» **DOCUMENT EXCERPT**
-*-*-

The American Cancer Society recommends yearly mammograms starting at age 40 and continuing for as long as a woman is in good health. Clinical breast exam (CBE) every year for women 40 and over. All major US medical organizations recommend screening mammography for women aged 40 years and older. Screening mammography reduces breast cancer mortality by about 20%–35% in women aged 50–69 years and slightly less in women aged 40–49 years at 14 years of follow-up.
The WHO recommends mammography every 1–2 years for women aged 50–69 years.
The effectiveness of mammographic screening in reducing mortality from breast cancer in women aged 50–69 is widely accepted. However, debate continues regarding the risks and benefits of mammography, especially for women in their forties. Disadvantages of screening, which need to be weighed against any benefit include false-positive results; the recall of women for further investigations that do not result in a diagnosis of breast cancer. The UK age trial was the only trial designed specifically to investigate the effect of annual invitation to mammography starting at age 40. Results from the age trial do not suggest that the new national policy of inviting women for breast screening from age 47 by 2012 will result in a large increase in false-positive results. Whether screening should be implemented in this age group is a separate issue, but the question of greatly increased false-positive rates in this age group and of their compromising re-attendance is refuted by the findings of this study and should be taken into account when determining screening policy.
The breast cancer screening programs in the United Kingdom currently invite women aged 50–70 years for screening mammography every 3 years. Breast screening extends lives. The panel's review of the evidence on benefit – the older randomized controlled trials (RCTs), and those more recent observational studies – points to a 20% reduction in mortality in women invited to screening. A great deal of uncertainty surrounds this estimate, but it represents the panel's overview of the evidence. This corresponds to one breast cancer death averted for every 235 women invited to screening for 20 years, and one death averted for every 180 women who attend screening. The panel's best estimate is that the breast screening program in the United Kingdom, inviting women aged 50–70 every 3 years, prevent about 1300 breast cancer deaths a year, a most welcome benefit to women and to the public health.
The Korean National Cancer Screening Survey (KNCSS) is a nationwide survey conducted annually, since 2004. This study was conducted to report on trends in rates of cancer screening for five major cancers-stomach, liver, colorectal, breast, and cervix uteri in Korea. Data collected by the KNCSS between 2004 and 2011 were used in this study. Lifetime screening rates and screening rates with recommendation have increased since 2004. On average, screening rates with recommendation have shown an annual increase 4.0% (95% confidence interval [CI], 3.0%–4.9%) for breast cancer, and 0.2% (95% CI, −0.9%–1.3%) for cervical cancer. Screening rates for stomach and breast cancer in particular showed a marked increase.
Knowledge and practices on screening methods of breast and cervical cancers among female health-care workers in Sri Lanka, in spite of having an organized screening program is land wide. A cross-sectional survey was conducted among 219 female health-care workers including public health midwives (68.9%) selected from six districts in Sri Lanka using convenient sampling methods. A self-administered questionnaire was used as a pretest in a capacity building training program to collect the data. Over 98% knew about self-breast examination. Even though 84.1% practiced it, only 47.9% practiced it on a monthly basis. CBE and mammography were known by 94.1% and 64.3%, respectively. Only 19.2% had undergone a CBE within 1 year and 3.6% had ever undergone a mammography.

-*-*-

» **SOURCE MATERIAL**
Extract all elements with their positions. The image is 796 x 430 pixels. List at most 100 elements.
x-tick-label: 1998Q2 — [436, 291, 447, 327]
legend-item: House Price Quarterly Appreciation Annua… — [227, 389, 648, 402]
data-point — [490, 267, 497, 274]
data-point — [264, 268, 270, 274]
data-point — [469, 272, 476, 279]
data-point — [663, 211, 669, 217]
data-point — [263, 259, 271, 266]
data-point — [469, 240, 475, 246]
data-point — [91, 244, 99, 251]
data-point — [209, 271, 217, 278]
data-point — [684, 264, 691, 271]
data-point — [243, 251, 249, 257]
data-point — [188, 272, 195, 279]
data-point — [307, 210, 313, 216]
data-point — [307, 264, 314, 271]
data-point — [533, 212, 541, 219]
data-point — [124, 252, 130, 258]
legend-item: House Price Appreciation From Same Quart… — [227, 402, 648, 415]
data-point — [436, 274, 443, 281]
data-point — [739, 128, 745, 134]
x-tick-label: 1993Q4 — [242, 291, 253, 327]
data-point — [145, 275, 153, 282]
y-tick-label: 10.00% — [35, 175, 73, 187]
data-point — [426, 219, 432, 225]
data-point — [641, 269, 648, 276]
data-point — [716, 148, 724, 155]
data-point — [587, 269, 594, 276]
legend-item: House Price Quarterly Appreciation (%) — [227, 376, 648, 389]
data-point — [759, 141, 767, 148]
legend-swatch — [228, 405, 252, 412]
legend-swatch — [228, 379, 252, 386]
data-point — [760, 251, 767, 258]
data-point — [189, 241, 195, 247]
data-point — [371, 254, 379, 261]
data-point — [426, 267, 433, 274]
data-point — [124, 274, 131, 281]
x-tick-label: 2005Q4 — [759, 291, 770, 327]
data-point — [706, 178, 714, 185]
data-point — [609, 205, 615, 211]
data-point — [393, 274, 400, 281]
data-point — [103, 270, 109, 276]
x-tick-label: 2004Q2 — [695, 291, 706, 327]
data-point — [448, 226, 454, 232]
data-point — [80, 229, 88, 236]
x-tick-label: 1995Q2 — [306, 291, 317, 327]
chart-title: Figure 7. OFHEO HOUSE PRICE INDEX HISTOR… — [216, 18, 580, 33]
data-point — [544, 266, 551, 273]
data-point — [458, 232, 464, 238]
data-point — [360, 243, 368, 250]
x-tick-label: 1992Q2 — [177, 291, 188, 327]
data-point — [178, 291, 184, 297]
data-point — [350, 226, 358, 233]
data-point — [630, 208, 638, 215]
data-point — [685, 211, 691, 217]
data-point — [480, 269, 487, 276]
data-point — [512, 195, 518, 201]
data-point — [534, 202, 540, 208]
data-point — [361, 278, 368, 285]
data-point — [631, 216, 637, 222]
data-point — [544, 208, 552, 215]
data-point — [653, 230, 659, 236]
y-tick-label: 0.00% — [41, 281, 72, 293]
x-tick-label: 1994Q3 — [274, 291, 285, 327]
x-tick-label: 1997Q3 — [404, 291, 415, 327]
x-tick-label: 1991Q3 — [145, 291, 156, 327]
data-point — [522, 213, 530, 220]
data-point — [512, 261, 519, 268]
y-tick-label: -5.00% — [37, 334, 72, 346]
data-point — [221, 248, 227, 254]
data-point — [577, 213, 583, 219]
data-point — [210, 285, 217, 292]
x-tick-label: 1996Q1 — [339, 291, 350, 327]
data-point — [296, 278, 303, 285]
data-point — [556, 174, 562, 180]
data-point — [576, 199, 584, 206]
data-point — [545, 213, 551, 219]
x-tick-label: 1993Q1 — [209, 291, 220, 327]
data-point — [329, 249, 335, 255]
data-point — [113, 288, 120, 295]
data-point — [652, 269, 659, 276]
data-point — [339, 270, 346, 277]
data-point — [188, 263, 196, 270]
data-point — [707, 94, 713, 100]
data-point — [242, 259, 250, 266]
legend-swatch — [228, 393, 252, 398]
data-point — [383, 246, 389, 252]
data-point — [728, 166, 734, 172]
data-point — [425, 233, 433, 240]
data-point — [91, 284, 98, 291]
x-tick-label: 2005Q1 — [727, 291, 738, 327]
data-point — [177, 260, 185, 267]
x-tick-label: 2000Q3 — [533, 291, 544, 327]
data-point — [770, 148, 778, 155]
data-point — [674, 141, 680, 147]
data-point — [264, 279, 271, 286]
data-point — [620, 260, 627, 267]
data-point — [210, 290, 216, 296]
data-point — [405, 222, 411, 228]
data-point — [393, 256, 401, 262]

-*-*-

» **WHAT NEEDS TO BE DONE**
Name every cancer whose screening-rate trends the Korean National Cancer Screening Survey study reported on, according to the breast cancer screening text.

» **ANSWER SECTION**
Stomach, liver, colorectal, breast, and cervix uteri.